### Data records ###

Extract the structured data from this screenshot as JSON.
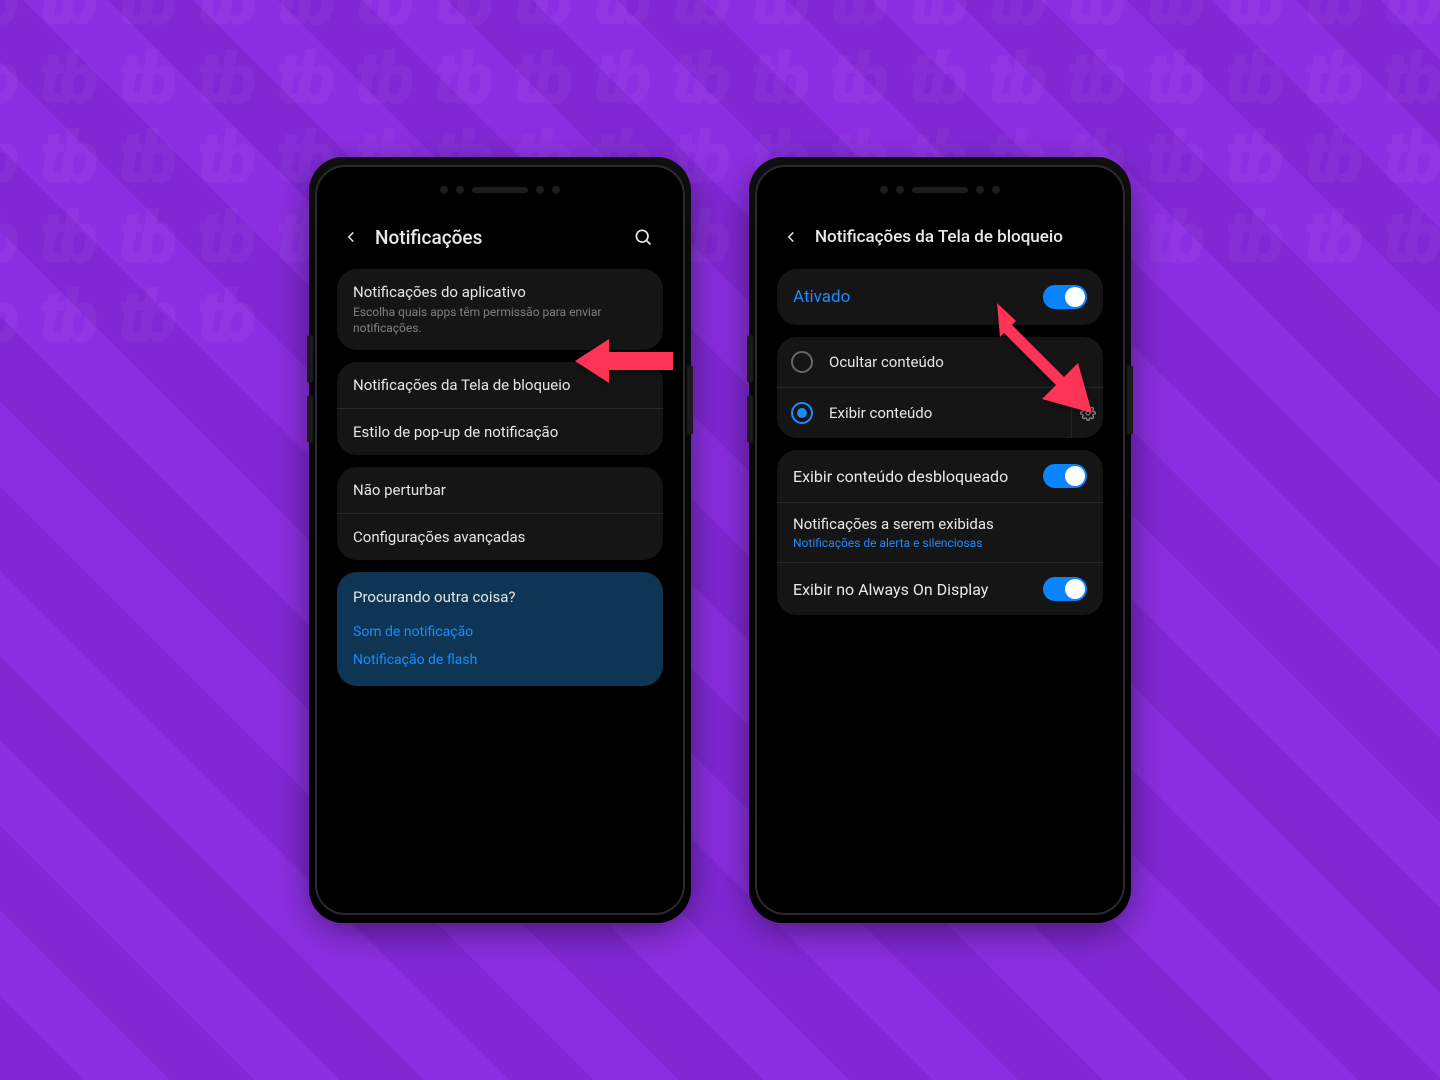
{
  "phone1": {
    "title": "Notificações",
    "group1": {
      "app_notifications": {
        "title": "Notificações do aplicativo",
        "sub": "Escolha quais apps têm permissão para enviar notificações."
      }
    },
    "group2": {
      "lockscreen": "Notificações da Tela de bloqueio",
      "popup_style": "Estilo de pop-up de notificação"
    },
    "group3": {
      "dnd": "Não perturbar",
      "advanced": "Configurações avançadas"
    },
    "looking_for": {
      "title": "Procurando outra coisa?",
      "link1": "Som de notificação",
      "link2": "Notificação de flash"
    }
  },
  "phone2": {
    "title": "Notificações da Tela de bloqueio",
    "activated": "Ativado",
    "radios": {
      "hide": "Ocultar conteúdo",
      "show": "Exibir conteúdo"
    },
    "group2": {
      "unlocked": "Exibir conteúdo desbloqueado",
      "to_show": {
        "title": "Notificações a serem exibidas",
        "sub": "Notificações de alerta e silenciosas"
      },
      "aod": "Exibir no Always On Display"
    }
  }
}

###

Retype each entry precisely. Skip images entirely.

Extract the structured data from this screenshot as JSON.
{
  "phone1": {
    "title": "Notificações",
    "group1": {
      "app_notifications": {
        "title": "Notificações do aplicativo",
        "sub": "Escolha quais apps têm permissão para enviar notificações."
      }
    },
    "group2": {
      "lockscreen": "Notificações da Tela de bloqueio",
      "popup_style": "Estilo de pop-up de notificação"
    },
    "group3": {
      "dnd": "Não perturbar",
      "advanced": "Configurações avançadas"
    },
    "looking_for": {
      "title": "Procurando outra coisa?",
      "link1": "Som de notificação",
      "link2": "Notificação de flash"
    }
  },
  "phone2": {
    "title": "Notificações da Tela de bloqueio",
    "activated": "Ativado",
    "radios": {
      "hide": "Ocultar conteúdo",
      "show": "Exibir conteúdo"
    },
    "group2": {
      "unlocked": "Exibir conteúdo desbloqueado",
      "to_show": {
        "title": "Notificações a serem exibidas",
        "sub": "Notificações de alerta e silenciosas"
      },
      "aod": "Exibir no Always On Display"
    }
  }
}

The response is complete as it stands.